*** INFORMATION SUPPLIED
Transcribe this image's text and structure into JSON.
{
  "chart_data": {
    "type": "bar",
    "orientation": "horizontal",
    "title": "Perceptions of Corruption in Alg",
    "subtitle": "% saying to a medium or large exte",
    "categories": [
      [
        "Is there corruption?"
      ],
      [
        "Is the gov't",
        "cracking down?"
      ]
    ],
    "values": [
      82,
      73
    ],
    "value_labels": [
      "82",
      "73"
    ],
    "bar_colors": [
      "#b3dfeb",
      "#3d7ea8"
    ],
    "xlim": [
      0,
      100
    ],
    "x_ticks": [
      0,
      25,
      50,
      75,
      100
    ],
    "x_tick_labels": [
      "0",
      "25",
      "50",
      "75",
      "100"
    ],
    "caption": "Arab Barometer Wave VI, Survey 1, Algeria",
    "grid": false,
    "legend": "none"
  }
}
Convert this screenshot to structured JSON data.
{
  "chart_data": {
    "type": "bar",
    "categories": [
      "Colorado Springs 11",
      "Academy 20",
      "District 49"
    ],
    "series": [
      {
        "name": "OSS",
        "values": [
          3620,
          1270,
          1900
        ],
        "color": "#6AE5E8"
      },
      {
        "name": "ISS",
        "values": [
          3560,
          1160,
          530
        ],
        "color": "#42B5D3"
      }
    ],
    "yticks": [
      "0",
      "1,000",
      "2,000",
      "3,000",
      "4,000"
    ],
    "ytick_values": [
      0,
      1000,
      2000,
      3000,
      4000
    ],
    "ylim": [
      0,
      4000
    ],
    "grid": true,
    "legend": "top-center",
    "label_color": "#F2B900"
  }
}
******
> EXERCISE AIM: Extract every line from the records above that contains the word "this".

> SOLUTION:
Transcribe this image's text and structure into JSON.
Convert this screenshot to structured JSON data.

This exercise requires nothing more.